== Work required ==
Reproduce all of the data exactly.

Data excerpts
--
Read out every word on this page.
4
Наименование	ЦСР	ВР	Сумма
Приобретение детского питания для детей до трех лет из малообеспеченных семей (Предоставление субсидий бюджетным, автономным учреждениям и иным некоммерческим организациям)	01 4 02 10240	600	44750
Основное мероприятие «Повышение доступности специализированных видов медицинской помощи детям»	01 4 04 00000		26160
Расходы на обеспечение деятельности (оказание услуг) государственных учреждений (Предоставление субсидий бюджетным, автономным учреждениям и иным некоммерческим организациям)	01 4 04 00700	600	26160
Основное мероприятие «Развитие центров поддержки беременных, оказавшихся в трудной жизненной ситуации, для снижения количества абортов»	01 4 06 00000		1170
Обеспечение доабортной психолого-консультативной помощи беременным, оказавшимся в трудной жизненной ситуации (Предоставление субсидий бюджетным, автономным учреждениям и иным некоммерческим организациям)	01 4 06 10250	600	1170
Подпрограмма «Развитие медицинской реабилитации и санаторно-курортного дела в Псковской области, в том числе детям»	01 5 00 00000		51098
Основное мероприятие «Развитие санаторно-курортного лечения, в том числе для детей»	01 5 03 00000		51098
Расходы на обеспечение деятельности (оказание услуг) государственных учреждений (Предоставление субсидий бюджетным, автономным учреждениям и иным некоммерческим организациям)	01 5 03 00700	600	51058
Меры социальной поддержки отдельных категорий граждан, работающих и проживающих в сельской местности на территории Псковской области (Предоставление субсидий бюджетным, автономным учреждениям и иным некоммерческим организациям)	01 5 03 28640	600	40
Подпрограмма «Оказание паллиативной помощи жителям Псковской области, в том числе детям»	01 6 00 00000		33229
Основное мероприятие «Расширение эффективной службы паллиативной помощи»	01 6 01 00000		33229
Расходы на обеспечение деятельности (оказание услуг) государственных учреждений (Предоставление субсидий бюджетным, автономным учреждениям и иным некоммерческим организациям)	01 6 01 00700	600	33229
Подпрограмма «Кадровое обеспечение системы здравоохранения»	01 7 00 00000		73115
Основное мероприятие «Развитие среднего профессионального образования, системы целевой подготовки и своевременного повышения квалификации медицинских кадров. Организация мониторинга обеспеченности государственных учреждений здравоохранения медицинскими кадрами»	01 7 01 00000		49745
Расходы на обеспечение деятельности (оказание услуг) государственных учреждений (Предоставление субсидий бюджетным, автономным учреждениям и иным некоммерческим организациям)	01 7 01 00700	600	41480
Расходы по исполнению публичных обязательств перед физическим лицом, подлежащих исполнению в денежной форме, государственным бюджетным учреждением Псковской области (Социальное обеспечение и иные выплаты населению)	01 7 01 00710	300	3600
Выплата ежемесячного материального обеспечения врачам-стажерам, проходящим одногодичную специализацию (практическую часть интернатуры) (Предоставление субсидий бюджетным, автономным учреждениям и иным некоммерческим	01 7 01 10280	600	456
--
== Output of the exercise ==
Read out every word on this page.
4
Наименование	ЦСР	ВР	Сумма
Приобретение детского питания для детей до трех лет из малообеспеченных семей (Предоставление субсидий бюджетным, автономным учреждениям и иным некоммерческим организациям)	01 4 02 10240	600	44750
Основное мероприятие «Повышение доступности специализированных видов медицинской помощи детям»	01 4 04 00000		26160
Расходы на обеспечение деятельности (оказание услуг) государственных учреждений (Предоставление субсидий бюджетным, автономным учреждениям и иным некоммерческим организациям)	01 4 04 00700	600	26160
Основное мероприятие «Развитие центров поддержки беременных, оказавшихся в трудной жизненной ситуации, для снижения количества абортов»	01 4 06 00000		1170
Обеспечение доабортной психолого-консультативной помощи беременным, оказавшимся в трудной жизненной ситуации (Предоставление субсидий бюджетным, автономным учреждениям и иным некоммерческим организациям)	01 4 06 10250	600	1170
Подпрограмма «Развитие медицинской реабилитации и санаторно-курортного дела в Псковской области, в том числе детям»	01 5 00 00000		51098
Основное мероприятие «Развитие санаторно-курортного лечения, в том числе для детей»	01 5 03 00000		51098
Расходы на обеспечение деятельности (оказание услуг) государственных учреждений (Предоставление субсидий бюджетным, автономным учреждениям и иным некоммерческим организациям)	01 5 03 00700	600	51058
Меры социальной поддержки отдельных категорий граждан, работающих и проживающих в сельской местности на территории Псковской области (Предоставление субсидий бюджетным, автономным учреждениям и иным некоммерческим организациям)	01 5 03 28640	600	40
Подпрограмма «Оказание паллиативной помощи жителям Псковской области, в том числе детям»	01 6 00 00000		33229
Основное мероприятие «Расширение эффективной службы паллиативной помощи»	01 6 01 00000		33229
Расходы на обеспечение деятельности (оказание услуг) государственных учреждений (Предоставление субсидий бюджетным, автономным учреждениям и иным некоммерческим организациям)	01 6 01 00700	600	33229
Подпрограмма «Кадровое обеспечение системы здравоохранения»	01 7 00 00000		73115
Основное мероприятие «Развитие среднего профессионального образования, системы целевой подготовки и своевременного повышения квалификации медицинских кадров. Организация мониторинга обеспеченности государственных учреждений здравоохранения медицинскими кадрами»	01 7 01 00000		49745
Расходы на обеспечение деятельности (оказание услуг) государственных учреждений (Предоставление субсидий бюджетным, автономным учреждениям и иным некоммерческим организациям)	01 7 01 00700	600	41480
Расходы по исполнению публичных обязательств перед физическим лицом, подлежащих исполнению в денежной форме, государственным бюджетным учреждением Псковской области (Социальное обеспечение и иные выплаты населению)	01 7 01 00710	300	3600
Выплата ежемесячного материального обеспечения врачам-стажерам, проходящим одногодичную специализацию (практическую часть интернатуры) (Предоставление субсидий бюджетным, автономным учреждениям и иным некоммерческим	01 7 01 10280	600	456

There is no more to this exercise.